→ **TASK TO CARRY OUT**: All of the data that follows should be retyped exactly, please, except the pictures.

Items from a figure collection
[Begin]

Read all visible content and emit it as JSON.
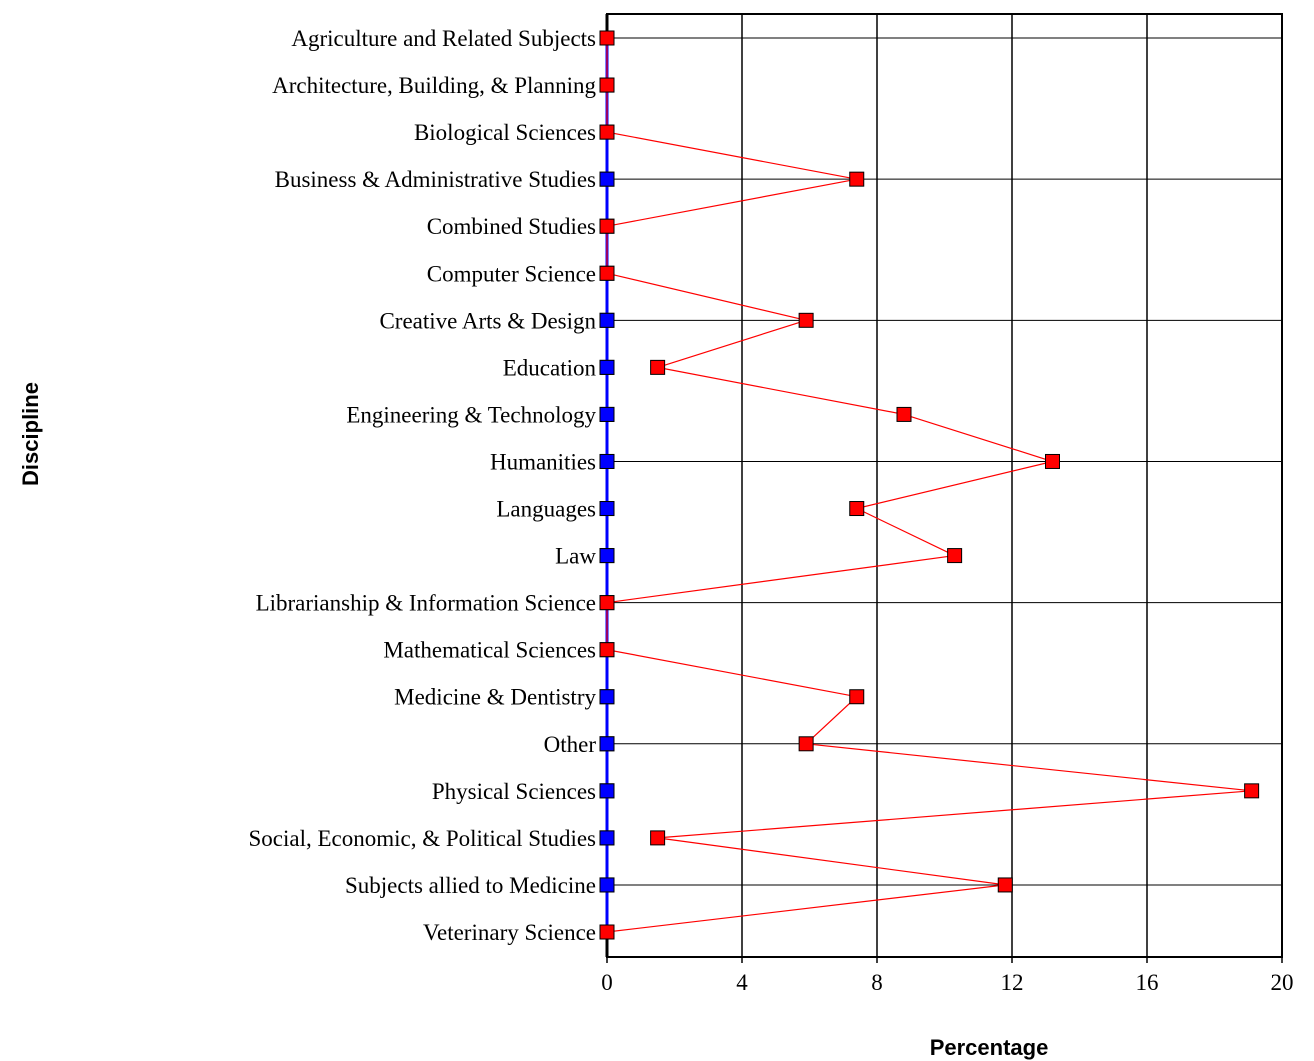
{
  "chart_data": {
    "type": "line",
    "orientation": "horizontal",
    "xlabel": "Percentage",
    "ylabel": "Discipline",
    "xlim": [
      0,
      20
    ],
    "xticks": [
      0,
      4,
      8,
      12,
      16,
      20
    ],
    "grid": true,
    "categories": [
      "Agriculture and Related Subjects",
      "Architecture, Building, & Planning",
      "Biological Sciences",
      "Business & Administrative Studies",
      "Combined Studies",
      "Computer Science",
      "Creative Arts & Design",
      "Education",
      "Engineering & Technology",
      "Humanities",
      "Languages",
      "Law",
      "Librarianship & Information Science",
      "Mathematical Sciences",
      "Medicine & Dentistry",
      "Other",
      "Physical Sciences",
      "Social, Economic, & Political Studies",
      "Subjects allied to Medicine",
      "Veterinary Science"
    ],
    "series": [
      {
        "color": "#0000ff",
        "values": [
          0,
          0,
          0,
          0,
          0,
          0,
          0,
          0,
          0,
          0,
          0,
          0,
          0,
          0,
          0,
          0,
          0,
          0,
          0,
          0
        ]
      },
      {
        "color": "#ff0000",
        "values": [
          0,
          0,
          0,
          7.4,
          0,
          0,
          5.9,
          1.5,
          8.8,
          13.2,
          7.4,
          10.3,
          0,
          0,
          7.4,
          5.9,
          19.1,
          1.5,
          11.8,
          0
        ]
      }
    ]
  }
}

[End]

→ **PROBLEM SOLUTION**:
Read all visible content and emit it as JSON.
{
  "chart_data": {
    "type": "line",
    "orientation": "horizontal",
    "xlabel": "Percentage",
    "ylabel": "Discipline",
    "xlim": [
      0,
      20
    ],
    "xticks": [
      0,
      4,
      8,
      12,
      16,
      20
    ],
    "grid": true,
    "categories": [
      "Agriculture and Related Subjects",
      "Architecture, Building, & Planning",
      "Biological Sciences",
      "Business & Administrative Studies",
      "Combined Studies",
      "Computer Science",
      "Creative Arts & Design",
      "Education",
      "Engineering & Technology",
      "Humanities",
      "Languages",
      "Law",
      "Librarianship & Information Science",
      "Mathematical Sciences",
      "Medicine & Dentistry",
      "Other",
      "Physical Sciences",
      "Social, Economic, & Political Studies",
      "Subjects allied to Medicine",
      "Veterinary Science"
    ],
    "series": [
      {
        "color": "#0000ff",
        "values": [
          0,
          0,
          0,
          0,
          0,
          0,
          0,
          0,
          0,
          0,
          0,
          0,
          0,
          0,
          0,
          0,
          0,
          0,
          0,
          0
        ]
      },
      {
        "color": "#ff0000",
        "values": [
          0,
          0,
          0,
          7.4,
          0,
          0,
          5.9,
          1.5,
          8.8,
          13.2,
          7.4,
          10.3,
          0,
          0,
          7.4,
          5.9,
          19.1,
          1.5,
          11.8,
          0
        ]
      }
    ]
  }
}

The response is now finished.